- [SUPPLIED RECORDS]
▽

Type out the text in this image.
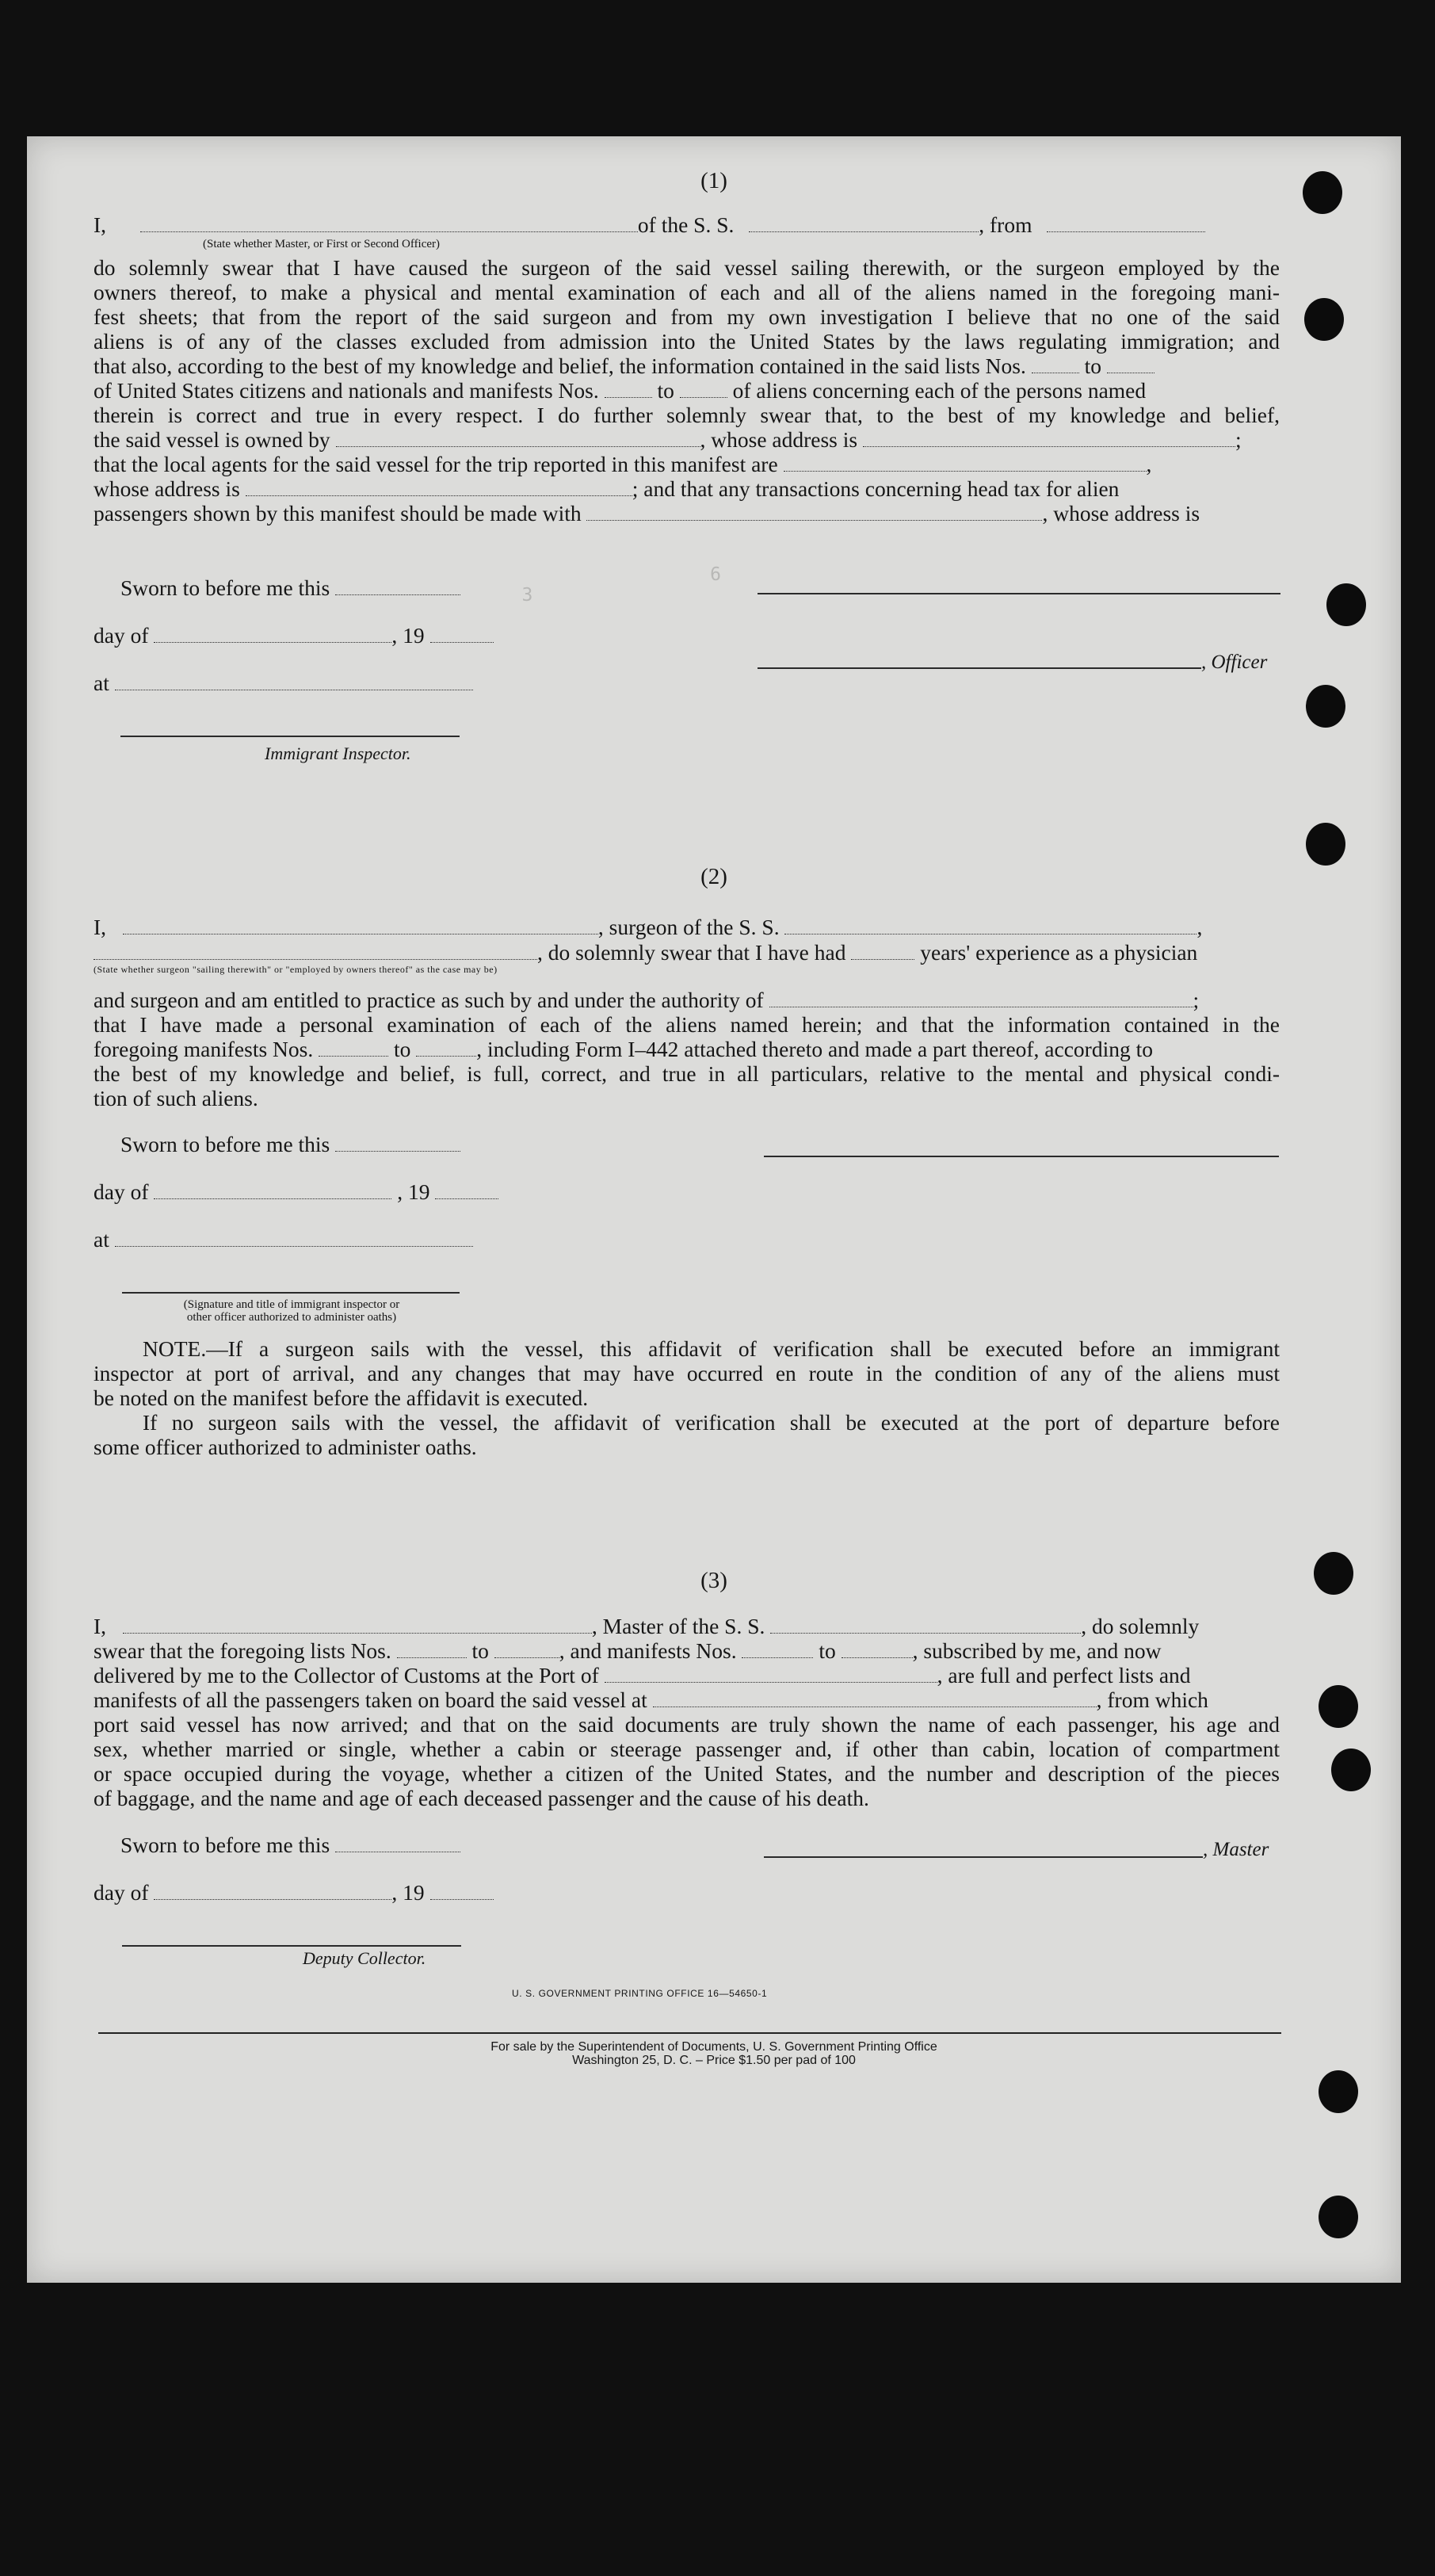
6
3
(1)
I,	of the S. S.	, from
(State whether Master, or First or Second Officer)
do solemnly swear that I have caused the surgeon of the said vessel sailing therewith, or the surgeon employed by the
owners thereof, to make a physical and mental examination of each and all of the aliens named in the foregoing mani-
fest sheets; that from the report of the said surgeon and from my own investigation I believe that no one of the said
aliens is of any of the classes excluded from admission into the United States by the laws regulating immigration; and
that also, according to the best of my knowledge and belief, the information contained in the said lists Nos.	to
of United States citizens and nationals and manifests Nos.	to	of aliens concerning each of the persons named
therein is correct and true in every respect. I do further solemnly swear that, to the best of my knowledge and belief,
the said vessel is owned by	, whose address is	;
that the local agents for the said vessel for the trip reported in this manifest are	,
whose address is	; and that any transactions concerning head tax for alien
passengers shown by this manifest should be made with	, whose address is
Sworn to before me this
day of	, 19
at
Immigrant Inspector.
, Officer
(2)
I,	, surgeon of the S. S.	,
, do solemnly swear that I have had	years' experience as a physician
(State whether surgeon "sailing therewith" or "employed by owners thereof" as the case may be)
and surgeon and am entitled to practice as such by and under the authority of	;
that I have made a personal examination of each of the aliens named herein; and that the information contained in the
foregoing manifests Nos.	to	, including Form I–442 attached thereto and made a part thereof, according to
the best of my knowledge and belief, is full, correct, and true in all particulars, relative to the mental and physical condi-
tion of such aliens.
Sworn to before me this
day of	, 19
at
(Signature and title of immigrant inspector or
other officer authorized to administer oaths)
NOTE.—If a surgeon sails with the vessel, this affidavit of verification shall be executed before an immigrant
inspector at port of arrival, and any changes that may have occurred en route in the condition of any of the aliens must
be noted on the manifest before the affidavit is executed.
If no surgeon sails with the vessel, the affidavit of verification shall be executed at the port of departure before
some officer authorized to administer oaths.
(3)
I,	, Master of the S. S.	, do solemnly
swear that the foregoing lists Nos.	to	, and manifests Nos.	to	, subscribed by me, and now
delivered by me to the Collector of Customs at the Port of	, are full and perfect lists and
manifests of all the passengers taken on board the said vessel at	, from which
port said vessel has now arrived; and that on the said documents are truly shown the name of each passenger, his age and
sex, whether married or single, whether a cabin or steerage passenger and, if other than cabin, location of compartment
or space occupied during the voyage, whether a citizen of the United States, and the number and description of the pieces
of baggage, and the name and age of each deceased passenger and the cause of his death.
Sworn to before me this	, Master
day of	, 19
Deputy Collector.
U. S. GOVERNMENT PRINTING OFFICE 16—54650-1
For sale by the Superintendent of Documents, U. S. Government Printing Office
Washington 25, D. C. – Price $1.50 per pad of 100
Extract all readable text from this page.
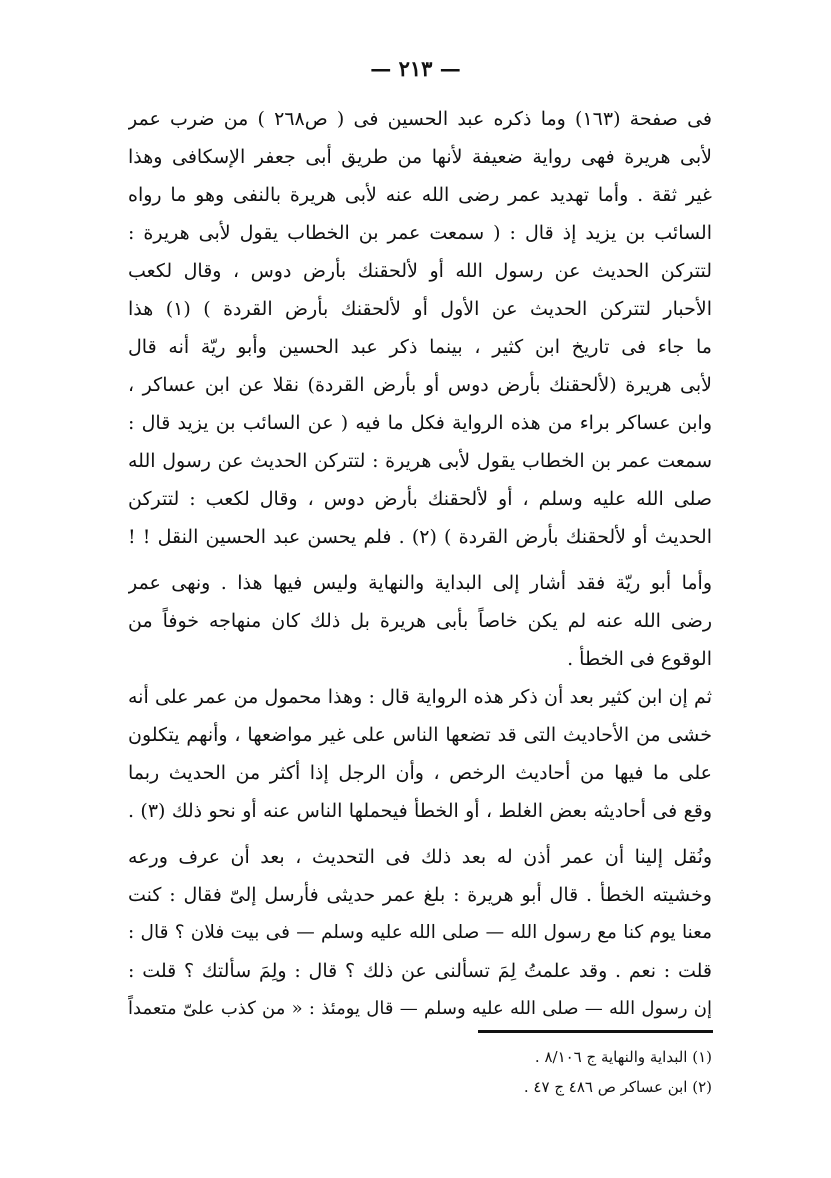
— ٢١٣ —
فى صفحة (١٦٣) وما ذكره عبد الحسين فى ( ص٢٦٨ ) من ضرب عمر
لأبى هريرة فهى رواية ضعيفة لأنها من طريق أبى جعفر الإسكافى وهذا
غير ثقة . وأما تهديد عمر رضى الله عنه لأبى هريرة بالنفى وهو ما رواه
السائب بن يزيد إذ قال : ( سمعت عمر بن الخطاب يقول لأبى هريرة :
لتتركن الحديث عن رسول الله أو لألحقنك بأرض دوس ، وقال لكعب
الأحبار لتتركن الحديث عن الأول أو لألحقنك بأرض القردة ) (١) هذا
ما جاء فى تاريخ ابن كثير ، بينما ذكر عبد الحسين وأبو ريّة أنه قال
لأبى هريرة (لألحقنك بأرض دوس أو بأرض القردة) نقلا عن ابن عساكر ،
وابن عساكر براء من هذه الرواية فكل ما فيه ( عن السائب بن يزيد قال :
سمعت عمر بن الخطاب يقول لأبى هريرة : لتتركن الحديث عن رسول الله
صلى الله عليه وسلم ، أو لألحقنك بأرض دوس ، وقال لكعب : لتتركن
الحديث أو لألحقنك بأرض القردة ) (٢) . فلم يحسن عبد الحسين النقل ! !
وأما أبو ريّة فقد أشار إلى البداية والنهاية وليس فيها هذا . ونهى عمر
رضى الله عنه لم يكن خاصاً بأبى هريرة بل ذلك كان منهاجه خوفاً من
الوقوع فى الخطأ .
ثم إن ابن كثير بعد أن ذكر هذه الرواية قال : وهذا محمول من عمر على أنه
خشى من الأحاديث التى قد تضعها الناس على غير مواضعها ، وأنهم يتكلون
على ما فيها من أحاديث الرخص ، وأن الرجل إذا أكثر من الحديث ربما
وقع فى أحاديثه بعض الغلط ، أو الخطأ فيحملها الناس عنه أو نحو ذلك (٣) .
ونُقل إلينا أن عمر أذن له بعد ذلك فى التحديث ، بعد أن عرف ورعه
وخشيته الخطأ . قال أبو هريرة : بلغ عمر حديثى فأرسل إلىّ فقال : كنت
معنا يوم كنا مع رسول الله — صلى الله عليه وسلم — فى بيت فلان ؟ قال :
قلت : نعم . وقد علمتُ لِمَ تسألنى عن ذلك ؟ قال : ولِمَ سألتك ؟ قلت :
إن رسول الله — صلى الله عليه وسلم — قال يومئذ : « من كذب علىّ متعمداً
(١) البداية والنهاية ج ٨/١٠٦ .
(٢) ابن عساكر ص ٤٨٦ ج ٤٧ .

△

- [PROBLEM REQUIREMENTS]
Look above for every line with the word "made" and copy it.

- [SOLVED PROBLEM]
passengers shown by this manifest should be made with	, whose address is
that I have made a personal examination of each of the aliens named herein; and that the information contained in the
foregoing manifests Nos.	to	, including Form I–442 attached thereto and made a part thereof, according to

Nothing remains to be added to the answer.